**Listed records**
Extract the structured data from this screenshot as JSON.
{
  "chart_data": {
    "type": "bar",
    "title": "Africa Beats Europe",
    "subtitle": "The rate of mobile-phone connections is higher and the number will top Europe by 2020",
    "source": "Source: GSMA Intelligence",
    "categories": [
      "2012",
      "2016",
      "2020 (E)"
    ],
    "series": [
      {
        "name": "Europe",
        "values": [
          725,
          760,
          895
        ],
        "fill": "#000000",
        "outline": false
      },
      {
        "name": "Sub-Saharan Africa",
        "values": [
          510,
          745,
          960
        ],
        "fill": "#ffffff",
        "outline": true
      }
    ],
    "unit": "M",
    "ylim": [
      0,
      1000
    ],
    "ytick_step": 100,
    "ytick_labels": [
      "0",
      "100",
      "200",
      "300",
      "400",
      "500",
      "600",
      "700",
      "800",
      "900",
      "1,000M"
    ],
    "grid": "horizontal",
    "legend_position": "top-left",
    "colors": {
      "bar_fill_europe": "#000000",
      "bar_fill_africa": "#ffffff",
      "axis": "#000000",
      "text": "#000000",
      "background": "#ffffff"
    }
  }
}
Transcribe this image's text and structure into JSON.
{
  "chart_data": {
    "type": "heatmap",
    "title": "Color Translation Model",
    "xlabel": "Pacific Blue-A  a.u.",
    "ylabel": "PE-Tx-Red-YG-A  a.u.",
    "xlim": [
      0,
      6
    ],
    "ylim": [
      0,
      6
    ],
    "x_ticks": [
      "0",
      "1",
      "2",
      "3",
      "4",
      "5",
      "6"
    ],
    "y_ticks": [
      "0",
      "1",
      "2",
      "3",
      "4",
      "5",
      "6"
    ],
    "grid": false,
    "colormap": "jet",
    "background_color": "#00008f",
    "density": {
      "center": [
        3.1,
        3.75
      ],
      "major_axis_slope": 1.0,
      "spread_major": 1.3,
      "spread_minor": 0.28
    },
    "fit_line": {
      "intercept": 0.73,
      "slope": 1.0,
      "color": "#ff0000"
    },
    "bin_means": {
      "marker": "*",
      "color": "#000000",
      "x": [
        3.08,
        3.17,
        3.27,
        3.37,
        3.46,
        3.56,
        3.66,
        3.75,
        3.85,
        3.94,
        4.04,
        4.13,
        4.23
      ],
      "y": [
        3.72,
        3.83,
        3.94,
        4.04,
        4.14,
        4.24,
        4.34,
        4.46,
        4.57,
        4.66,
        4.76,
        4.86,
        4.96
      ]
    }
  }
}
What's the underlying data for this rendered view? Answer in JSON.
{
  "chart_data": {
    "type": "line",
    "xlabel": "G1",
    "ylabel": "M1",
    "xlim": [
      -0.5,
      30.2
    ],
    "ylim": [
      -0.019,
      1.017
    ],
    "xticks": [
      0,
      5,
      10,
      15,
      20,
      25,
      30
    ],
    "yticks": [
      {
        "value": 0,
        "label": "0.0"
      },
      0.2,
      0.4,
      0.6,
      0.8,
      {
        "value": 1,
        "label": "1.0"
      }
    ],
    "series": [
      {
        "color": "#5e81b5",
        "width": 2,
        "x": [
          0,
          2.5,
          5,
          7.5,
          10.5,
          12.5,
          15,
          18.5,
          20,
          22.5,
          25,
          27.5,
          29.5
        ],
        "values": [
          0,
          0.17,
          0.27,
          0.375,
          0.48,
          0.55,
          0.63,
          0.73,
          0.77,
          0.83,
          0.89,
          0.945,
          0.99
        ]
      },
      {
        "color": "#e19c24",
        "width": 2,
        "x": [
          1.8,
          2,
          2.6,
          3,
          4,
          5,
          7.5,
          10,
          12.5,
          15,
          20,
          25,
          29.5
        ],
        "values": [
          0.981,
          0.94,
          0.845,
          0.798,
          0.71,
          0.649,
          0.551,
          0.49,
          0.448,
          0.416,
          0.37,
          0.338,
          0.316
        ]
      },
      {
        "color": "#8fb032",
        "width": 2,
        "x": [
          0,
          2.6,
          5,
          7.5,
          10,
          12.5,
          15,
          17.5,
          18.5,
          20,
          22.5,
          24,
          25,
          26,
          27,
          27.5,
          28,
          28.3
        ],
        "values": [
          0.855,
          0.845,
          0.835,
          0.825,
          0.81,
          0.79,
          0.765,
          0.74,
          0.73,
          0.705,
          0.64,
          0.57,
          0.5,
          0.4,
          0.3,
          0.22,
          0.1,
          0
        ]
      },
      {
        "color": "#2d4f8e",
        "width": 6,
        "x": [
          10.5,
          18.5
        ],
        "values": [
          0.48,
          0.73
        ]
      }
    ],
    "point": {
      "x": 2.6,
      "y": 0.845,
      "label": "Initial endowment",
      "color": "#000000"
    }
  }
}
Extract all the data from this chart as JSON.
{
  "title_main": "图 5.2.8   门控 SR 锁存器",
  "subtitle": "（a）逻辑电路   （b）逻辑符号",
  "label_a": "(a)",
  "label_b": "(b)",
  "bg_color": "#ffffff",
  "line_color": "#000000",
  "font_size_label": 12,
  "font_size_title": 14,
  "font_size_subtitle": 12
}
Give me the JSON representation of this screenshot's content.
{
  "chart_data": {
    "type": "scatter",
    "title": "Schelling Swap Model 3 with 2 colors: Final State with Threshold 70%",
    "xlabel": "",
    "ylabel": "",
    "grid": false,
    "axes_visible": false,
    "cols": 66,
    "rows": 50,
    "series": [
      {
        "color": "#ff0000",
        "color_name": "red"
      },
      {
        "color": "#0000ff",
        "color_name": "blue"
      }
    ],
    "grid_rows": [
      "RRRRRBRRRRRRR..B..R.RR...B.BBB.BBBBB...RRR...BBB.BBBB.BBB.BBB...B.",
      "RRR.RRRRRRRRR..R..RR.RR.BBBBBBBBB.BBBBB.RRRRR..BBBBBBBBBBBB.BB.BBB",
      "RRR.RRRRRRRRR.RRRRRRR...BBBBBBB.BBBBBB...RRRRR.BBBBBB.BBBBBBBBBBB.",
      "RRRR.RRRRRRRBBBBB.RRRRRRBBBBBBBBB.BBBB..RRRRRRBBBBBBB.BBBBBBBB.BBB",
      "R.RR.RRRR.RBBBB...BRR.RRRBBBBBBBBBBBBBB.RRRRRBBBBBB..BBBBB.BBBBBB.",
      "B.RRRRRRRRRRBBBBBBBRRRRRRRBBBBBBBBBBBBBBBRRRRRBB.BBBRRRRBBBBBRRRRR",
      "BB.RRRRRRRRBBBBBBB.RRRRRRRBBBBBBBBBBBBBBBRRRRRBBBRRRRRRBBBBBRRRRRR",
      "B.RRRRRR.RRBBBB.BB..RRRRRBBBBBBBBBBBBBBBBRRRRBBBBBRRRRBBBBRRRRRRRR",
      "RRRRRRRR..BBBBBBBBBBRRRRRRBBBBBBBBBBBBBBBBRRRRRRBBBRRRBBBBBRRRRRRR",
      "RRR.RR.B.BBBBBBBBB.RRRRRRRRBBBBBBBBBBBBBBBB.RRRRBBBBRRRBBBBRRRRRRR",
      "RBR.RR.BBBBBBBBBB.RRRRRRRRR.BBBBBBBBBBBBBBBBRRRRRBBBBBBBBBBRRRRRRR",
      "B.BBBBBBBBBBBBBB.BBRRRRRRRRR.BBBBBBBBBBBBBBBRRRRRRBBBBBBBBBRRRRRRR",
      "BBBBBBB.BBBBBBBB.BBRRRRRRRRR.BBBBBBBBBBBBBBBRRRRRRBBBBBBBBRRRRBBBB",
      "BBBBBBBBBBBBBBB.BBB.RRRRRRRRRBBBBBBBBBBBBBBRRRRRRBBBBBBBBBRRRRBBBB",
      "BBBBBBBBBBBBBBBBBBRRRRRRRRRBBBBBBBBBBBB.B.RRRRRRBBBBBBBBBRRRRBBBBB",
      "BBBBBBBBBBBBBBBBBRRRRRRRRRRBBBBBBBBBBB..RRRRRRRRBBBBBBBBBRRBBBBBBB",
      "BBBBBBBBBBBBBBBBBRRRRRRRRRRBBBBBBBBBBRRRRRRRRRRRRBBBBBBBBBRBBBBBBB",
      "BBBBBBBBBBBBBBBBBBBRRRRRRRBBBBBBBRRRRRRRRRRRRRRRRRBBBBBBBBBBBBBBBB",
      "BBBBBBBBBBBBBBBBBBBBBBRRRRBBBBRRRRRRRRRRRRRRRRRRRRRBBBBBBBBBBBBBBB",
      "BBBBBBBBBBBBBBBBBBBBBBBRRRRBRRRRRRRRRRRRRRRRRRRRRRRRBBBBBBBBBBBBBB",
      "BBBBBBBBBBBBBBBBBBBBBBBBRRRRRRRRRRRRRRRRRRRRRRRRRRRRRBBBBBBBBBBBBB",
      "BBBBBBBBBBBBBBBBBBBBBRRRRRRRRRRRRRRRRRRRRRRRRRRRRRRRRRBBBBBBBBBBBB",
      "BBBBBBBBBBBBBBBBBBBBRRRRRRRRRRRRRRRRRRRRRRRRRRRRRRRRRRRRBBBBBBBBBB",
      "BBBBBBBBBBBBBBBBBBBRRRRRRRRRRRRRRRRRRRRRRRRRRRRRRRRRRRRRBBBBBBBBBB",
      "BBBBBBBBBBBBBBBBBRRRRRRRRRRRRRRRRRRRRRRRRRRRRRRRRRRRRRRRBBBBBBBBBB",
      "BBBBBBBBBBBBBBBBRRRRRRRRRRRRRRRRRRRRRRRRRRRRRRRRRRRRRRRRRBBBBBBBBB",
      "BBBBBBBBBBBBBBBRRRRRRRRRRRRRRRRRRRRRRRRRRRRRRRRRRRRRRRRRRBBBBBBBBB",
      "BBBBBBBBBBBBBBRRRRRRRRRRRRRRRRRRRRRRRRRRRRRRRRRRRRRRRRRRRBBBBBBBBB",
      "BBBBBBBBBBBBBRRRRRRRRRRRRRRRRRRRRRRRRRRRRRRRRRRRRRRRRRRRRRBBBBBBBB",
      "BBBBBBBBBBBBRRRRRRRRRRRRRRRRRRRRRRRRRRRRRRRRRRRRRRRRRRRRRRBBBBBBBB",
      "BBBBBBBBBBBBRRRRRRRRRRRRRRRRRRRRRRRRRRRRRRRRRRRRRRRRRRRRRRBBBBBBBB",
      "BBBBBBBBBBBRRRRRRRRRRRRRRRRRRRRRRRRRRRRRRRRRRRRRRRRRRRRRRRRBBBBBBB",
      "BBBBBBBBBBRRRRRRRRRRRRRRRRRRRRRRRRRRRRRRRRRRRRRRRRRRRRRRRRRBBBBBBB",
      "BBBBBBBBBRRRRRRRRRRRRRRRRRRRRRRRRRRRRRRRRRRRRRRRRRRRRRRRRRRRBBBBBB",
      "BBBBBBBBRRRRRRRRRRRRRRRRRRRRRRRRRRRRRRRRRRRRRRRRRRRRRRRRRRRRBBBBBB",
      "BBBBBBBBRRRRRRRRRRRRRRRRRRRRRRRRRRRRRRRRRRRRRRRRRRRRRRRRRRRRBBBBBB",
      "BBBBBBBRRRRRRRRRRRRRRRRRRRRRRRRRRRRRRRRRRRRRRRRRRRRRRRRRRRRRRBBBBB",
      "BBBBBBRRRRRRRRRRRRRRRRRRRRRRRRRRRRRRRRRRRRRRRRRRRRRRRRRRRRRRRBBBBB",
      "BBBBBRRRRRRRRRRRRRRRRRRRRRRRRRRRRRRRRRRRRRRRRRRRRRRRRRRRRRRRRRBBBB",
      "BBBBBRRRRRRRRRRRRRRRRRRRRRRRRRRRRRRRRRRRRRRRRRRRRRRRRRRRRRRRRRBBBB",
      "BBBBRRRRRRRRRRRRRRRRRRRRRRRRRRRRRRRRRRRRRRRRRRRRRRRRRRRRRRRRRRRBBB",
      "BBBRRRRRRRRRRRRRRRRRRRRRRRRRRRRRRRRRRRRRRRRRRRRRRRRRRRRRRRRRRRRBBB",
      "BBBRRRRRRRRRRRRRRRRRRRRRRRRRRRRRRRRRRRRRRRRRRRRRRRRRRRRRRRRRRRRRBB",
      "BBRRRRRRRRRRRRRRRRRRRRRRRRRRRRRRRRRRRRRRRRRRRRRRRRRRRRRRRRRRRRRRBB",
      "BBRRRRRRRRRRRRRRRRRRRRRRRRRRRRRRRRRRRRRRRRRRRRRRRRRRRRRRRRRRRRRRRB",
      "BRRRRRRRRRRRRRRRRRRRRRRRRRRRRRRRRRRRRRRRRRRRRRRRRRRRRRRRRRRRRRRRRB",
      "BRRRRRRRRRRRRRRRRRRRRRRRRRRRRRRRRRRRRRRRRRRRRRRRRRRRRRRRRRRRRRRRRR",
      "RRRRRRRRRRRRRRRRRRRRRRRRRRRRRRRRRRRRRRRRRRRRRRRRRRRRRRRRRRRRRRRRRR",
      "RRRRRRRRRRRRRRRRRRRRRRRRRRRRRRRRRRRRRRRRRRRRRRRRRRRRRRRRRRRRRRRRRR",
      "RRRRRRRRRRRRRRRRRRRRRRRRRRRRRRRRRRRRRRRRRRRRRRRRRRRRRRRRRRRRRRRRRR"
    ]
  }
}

**Aim of the exercise**
Find each line holding "Extract". Copy it out.

**Problem solution**
Extract the structured data from this screenshot as JSON.
Extract all the data from this chart as JSON.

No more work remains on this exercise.